**DESCRIPTION OF THE TASK**
Write out every single entry exactly.

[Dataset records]
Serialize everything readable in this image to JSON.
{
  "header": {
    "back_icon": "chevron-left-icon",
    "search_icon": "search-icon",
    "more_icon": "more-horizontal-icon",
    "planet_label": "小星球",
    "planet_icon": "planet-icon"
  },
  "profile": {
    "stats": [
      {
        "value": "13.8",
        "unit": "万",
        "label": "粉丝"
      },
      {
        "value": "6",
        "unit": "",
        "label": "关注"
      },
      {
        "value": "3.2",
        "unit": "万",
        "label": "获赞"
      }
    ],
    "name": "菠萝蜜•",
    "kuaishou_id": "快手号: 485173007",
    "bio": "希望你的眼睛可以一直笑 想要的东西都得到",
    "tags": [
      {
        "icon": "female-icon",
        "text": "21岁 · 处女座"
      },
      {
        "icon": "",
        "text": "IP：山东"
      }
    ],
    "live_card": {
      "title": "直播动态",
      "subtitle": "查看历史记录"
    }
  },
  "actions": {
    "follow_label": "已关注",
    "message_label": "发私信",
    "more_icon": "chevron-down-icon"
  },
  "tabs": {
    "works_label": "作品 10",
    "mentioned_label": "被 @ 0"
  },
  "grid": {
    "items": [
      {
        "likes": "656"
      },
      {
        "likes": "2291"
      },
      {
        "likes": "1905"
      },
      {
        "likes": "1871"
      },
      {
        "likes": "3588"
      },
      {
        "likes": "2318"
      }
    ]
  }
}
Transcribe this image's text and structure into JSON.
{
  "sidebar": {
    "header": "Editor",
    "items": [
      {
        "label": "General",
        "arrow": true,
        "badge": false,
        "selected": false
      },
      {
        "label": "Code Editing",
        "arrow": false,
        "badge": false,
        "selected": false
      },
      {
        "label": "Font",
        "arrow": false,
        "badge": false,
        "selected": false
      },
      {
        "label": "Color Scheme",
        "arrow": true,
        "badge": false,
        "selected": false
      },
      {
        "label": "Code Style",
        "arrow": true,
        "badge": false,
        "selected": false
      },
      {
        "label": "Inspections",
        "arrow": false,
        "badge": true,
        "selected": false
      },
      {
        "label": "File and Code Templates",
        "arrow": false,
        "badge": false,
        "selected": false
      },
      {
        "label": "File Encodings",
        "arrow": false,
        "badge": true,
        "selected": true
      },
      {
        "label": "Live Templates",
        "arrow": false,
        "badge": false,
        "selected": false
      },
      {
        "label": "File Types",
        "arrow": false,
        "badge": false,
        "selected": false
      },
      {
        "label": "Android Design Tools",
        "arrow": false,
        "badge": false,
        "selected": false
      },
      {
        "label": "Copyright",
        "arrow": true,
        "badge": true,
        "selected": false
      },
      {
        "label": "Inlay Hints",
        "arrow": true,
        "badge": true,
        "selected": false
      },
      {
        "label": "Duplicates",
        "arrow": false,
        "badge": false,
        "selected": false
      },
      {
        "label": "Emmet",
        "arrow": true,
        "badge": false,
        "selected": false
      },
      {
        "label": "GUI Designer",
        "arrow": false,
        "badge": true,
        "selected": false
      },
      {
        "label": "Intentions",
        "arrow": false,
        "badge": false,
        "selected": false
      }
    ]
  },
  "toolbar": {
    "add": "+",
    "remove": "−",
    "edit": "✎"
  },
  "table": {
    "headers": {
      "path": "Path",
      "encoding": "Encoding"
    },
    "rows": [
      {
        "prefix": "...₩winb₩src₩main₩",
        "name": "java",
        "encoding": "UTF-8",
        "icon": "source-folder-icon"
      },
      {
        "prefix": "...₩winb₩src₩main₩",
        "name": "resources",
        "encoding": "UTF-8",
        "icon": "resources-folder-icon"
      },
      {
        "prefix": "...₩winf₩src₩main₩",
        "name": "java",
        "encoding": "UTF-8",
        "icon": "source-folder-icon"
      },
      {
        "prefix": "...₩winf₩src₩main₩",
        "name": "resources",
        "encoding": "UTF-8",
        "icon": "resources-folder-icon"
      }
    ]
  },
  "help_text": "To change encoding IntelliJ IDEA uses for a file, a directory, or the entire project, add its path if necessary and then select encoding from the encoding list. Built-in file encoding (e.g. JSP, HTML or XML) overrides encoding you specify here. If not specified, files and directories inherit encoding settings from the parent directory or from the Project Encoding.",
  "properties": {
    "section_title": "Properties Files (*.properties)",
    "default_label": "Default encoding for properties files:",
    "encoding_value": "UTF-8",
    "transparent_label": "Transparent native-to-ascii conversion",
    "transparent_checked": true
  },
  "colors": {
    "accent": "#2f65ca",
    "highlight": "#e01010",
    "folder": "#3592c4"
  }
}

**ANSWER**
Serialize everything readable in this image to JSON.
{
  "header": {
    "back_icon": "chevron-left-icon",
    "search_icon": "search-icon",
    "more_icon": "more-horizontal-icon",
    "planet_label": "小星球",
    "planet_icon": "planet-icon"
  },
  "profile": {
    "stats": [
      {
        "value": "13.8",
        "unit": "万",
        "label": "粉丝"
      },
      {
        "value": "6",
        "unit": "",
        "label": "关注"
      },
      {
        "value": "3.2",
        "unit": "万",
        "label": "获赞"
      }
    ],
    "name": "菠萝蜜•",
    "kuaishou_id": "快手号: 485173007",
    "bio": "希望你的眼睛可以一直笑 想要的东西都得到",
    "tags": [
      {
        "icon": "female-icon",
        "text": "21岁 · 处女座"
      },
      {
        "icon": "",
        "text": "IP：山东"
      }
    ],
    "live_card": {
      "title": "直播动态",
      "subtitle": "查看历史记录"
    }
  },
  "actions": {
    "follow_label": "已关注",
    "message_label": "发私信",
    "more_icon": "chevron-down-icon"
  },
  "tabs": {
    "works_label": "作品 10",
    "mentioned_label": "被 @ 0"
  },
  "grid": {
    "items": [
      {
        "likes": "656"
      },
      {
        "likes": "2291"
      },
      {
        "likes": "1905"
      },
      {
        "likes": "1871"
      },
      {
        "likes": "3588"
      },
      {
        "likes": "2318"
      }
    ]
  }
}
Transcribe this image's text and structure into JSON.
{
  "sidebar": {
    "header": "Editor",
    "items": [
      {
        "label": "General",
        "arrow": true,
        "badge": false,
        "selected": false
      },
      {
        "label": "Code Editing",
        "arrow": false,
        "badge": false,
        "selected": false
      },
      {
        "label": "Font",
        "arrow": false,
        "badge": false,
        "selected": false
      },
      {
        "label": "Color Scheme",
        "arrow": true,
        "badge": false,
        "selected": false
      },
      {
        "label": "Code Style",
        "arrow": true,
        "badge": false,
        "selected": false
      },
      {
        "label": "Inspections",
        "arrow": false,
        "badge": true,
        "selected": false
      },
      {
        "label": "File and Code Templates",
        "arrow": false,
        "badge": false,
        "selected": false
      },
      {
        "label": "File Encodings",
        "arrow": false,
        "badge": true,
        "selected": true
      },
      {
        "label": "Live Templates",
        "arrow": false,
        "badge": false,
        "selected": false
      },
      {
        "label": "File Types",
        "arrow": false,
        "badge": false,
        "selected": false
      },
      {
        "label": "Android Design Tools",
        "arrow": false,
        "badge": false,
        "selected": false
      },
      {
        "label": "Copyright",
        "arrow": true,
        "badge": true,
        "selected": false
      },
      {
        "label": "Inlay Hints",
        "arrow": true,
        "badge": true,
        "selected": false
      },
      {
        "label": "Duplicates",
        "arrow": false,
        "badge": false,
        "selected": false
      },
      {
        "label": "Emmet",
        "arrow": true,
        "badge": false,
        "selected": false
      },
      {
        "label": "GUI Designer",
        "arrow": false,
        "badge": true,
        "selected": false
      },
      {
        "label": "Intentions",
        "arrow": false,
        "badge": false,
        "selected": false
      }
    ]
  },
  "toolbar": {
    "add": "+",
    "remove": "−",
    "edit": "✎"
  },
  "table": {
    "headers": {
      "path": "Path",
      "encoding": "Encoding"
    },
    "rows": [
      {
        "prefix": "...₩winb₩src₩main₩",
        "name": "java",
        "encoding": "UTF-8",
        "icon": "source-folder-icon"
      },
      {
        "prefix": "...₩winb₩src₩main₩",
        "name": "resources",
        "encoding": "UTF-8",
        "icon": "resources-folder-icon"
      },
      {
        "prefix": "...₩winf₩src₩main₩",
        "name": "java",
        "encoding": "UTF-8",
        "icon": "source-folder-icon"
      },
      {
        "prefix": "...₩winf₩src₩main₩",
        "name": "resources",
        "encoding": "UTF-8",
        "icon": "resources-folder-icon"
      }
    ]
  },
  "help_text": "To change encoding IntelliJ IDEA uses for a file, a directory, or the entire project, add its path if necessary and then select encoding from the encoding list. Built-in file encoding (e.g. JSP, HTML or XML) overrides encoding you specify here. If not specified, files and directories inherit encoding settings from the parent directory or from the Project Encoding.",
  "properties": {
    "section_title": "Properties Files (*.properties)",
    "default_label": "Default encoding for properties files:",
    "encoding_value": "UTF-8",
    "transparent_label": "Transparent native-to-ascii conversion",
    "transparent_checked": true
  },
  "colors": {
    "accent": "#2f65ca",
    "highlight": "#e01010",
    "folder": "#3592c4"
  }
}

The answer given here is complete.